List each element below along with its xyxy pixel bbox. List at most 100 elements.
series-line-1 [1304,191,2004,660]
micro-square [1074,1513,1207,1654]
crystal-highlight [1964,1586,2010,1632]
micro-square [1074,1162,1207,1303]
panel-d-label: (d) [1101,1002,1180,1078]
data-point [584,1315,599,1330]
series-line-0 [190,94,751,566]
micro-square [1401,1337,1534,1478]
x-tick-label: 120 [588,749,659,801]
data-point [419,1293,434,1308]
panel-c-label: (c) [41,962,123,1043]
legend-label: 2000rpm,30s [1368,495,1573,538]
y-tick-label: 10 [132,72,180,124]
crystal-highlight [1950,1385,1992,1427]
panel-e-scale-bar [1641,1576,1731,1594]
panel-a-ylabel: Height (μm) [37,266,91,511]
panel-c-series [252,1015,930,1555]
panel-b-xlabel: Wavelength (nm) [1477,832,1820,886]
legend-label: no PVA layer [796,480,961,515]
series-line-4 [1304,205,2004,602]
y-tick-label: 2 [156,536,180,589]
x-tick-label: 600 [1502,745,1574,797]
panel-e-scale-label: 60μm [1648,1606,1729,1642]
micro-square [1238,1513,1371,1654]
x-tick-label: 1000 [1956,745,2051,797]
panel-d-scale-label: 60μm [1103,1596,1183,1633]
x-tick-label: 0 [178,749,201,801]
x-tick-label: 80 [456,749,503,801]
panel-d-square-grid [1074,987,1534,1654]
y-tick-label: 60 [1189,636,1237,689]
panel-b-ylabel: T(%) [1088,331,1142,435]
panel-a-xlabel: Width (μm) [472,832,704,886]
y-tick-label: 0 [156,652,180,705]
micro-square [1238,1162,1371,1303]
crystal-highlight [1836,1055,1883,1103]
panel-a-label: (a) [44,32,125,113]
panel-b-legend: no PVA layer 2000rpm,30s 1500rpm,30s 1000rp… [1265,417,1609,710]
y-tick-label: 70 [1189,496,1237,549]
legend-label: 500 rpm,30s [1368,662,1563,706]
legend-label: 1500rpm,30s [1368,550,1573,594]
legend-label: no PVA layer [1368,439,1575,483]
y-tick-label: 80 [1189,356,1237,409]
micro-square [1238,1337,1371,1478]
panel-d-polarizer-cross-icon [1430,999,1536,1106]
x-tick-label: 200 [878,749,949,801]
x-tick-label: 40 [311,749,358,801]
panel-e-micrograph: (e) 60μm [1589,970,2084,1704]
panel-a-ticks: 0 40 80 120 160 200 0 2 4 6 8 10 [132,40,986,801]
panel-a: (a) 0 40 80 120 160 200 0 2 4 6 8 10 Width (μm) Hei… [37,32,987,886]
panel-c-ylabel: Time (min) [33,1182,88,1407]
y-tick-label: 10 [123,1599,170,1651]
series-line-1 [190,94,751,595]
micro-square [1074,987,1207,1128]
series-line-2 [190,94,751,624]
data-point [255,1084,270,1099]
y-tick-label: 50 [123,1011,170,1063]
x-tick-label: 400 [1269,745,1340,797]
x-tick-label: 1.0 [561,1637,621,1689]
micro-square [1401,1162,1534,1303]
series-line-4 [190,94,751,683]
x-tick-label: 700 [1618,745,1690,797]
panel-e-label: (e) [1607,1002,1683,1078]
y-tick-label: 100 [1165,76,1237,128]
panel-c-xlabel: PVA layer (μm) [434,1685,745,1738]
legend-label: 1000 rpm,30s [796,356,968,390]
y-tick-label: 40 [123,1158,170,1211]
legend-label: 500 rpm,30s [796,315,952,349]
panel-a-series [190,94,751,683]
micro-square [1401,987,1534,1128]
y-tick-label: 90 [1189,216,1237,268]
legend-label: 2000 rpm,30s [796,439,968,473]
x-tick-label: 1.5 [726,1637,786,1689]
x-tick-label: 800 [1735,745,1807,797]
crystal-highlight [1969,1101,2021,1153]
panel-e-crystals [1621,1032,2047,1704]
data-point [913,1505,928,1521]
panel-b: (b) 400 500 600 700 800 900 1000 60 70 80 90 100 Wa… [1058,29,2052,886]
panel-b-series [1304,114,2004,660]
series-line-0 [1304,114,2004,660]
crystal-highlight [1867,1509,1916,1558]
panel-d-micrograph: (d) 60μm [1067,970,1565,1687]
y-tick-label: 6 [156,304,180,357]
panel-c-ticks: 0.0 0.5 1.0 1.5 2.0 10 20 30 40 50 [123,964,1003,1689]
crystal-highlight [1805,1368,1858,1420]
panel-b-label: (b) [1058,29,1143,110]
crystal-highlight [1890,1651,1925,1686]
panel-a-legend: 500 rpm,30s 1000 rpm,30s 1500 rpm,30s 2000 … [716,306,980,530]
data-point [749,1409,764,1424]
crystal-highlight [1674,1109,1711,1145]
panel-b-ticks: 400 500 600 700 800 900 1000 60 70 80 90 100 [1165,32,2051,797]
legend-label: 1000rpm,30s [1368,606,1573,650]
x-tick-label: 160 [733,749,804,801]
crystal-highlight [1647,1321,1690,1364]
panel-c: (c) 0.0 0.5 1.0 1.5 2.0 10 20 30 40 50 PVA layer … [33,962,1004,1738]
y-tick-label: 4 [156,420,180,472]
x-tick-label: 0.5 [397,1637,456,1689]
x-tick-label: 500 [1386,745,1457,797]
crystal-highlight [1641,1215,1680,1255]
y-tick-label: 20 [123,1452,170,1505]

# # # # # # #

**주어진 지시**
데이터의 첫 줄부터 "y-tick-label: 10 [132,72,180,124]" 항목이 있는 줄까지를 다시 쓰되, "micro-square" 표현을 모두 "micro-tile" 표현으로 바꾸고 나머지는 그대로 두십시오.

**문제 풀이**
List each element below along with its xyxy pixel bbox. List at most 100 elements.
series-line-1 [1304,191,2004,660]
micro-tile [1074,1513,1207,1654]
crystal-highlight [1964,1586,2010,1632]
micro-tile [1074,1162,1207,1303]
panel-d-label: (d) [1101,1002,1180,1078]
data-point [584,1315,599,1330]
series-line-0 [190,94,751,566]
micro-tile [1401,1337,1534,1478]
x-tick-label: 120 [588,749,659,801]
data-point [419,1293,434,1308]
panel-c-label: (c) [41,962,123,1043]
legend-label: 2000rpm,30s [1368,495,1573,538]
y-tick-label: 10 [132,72,180,124]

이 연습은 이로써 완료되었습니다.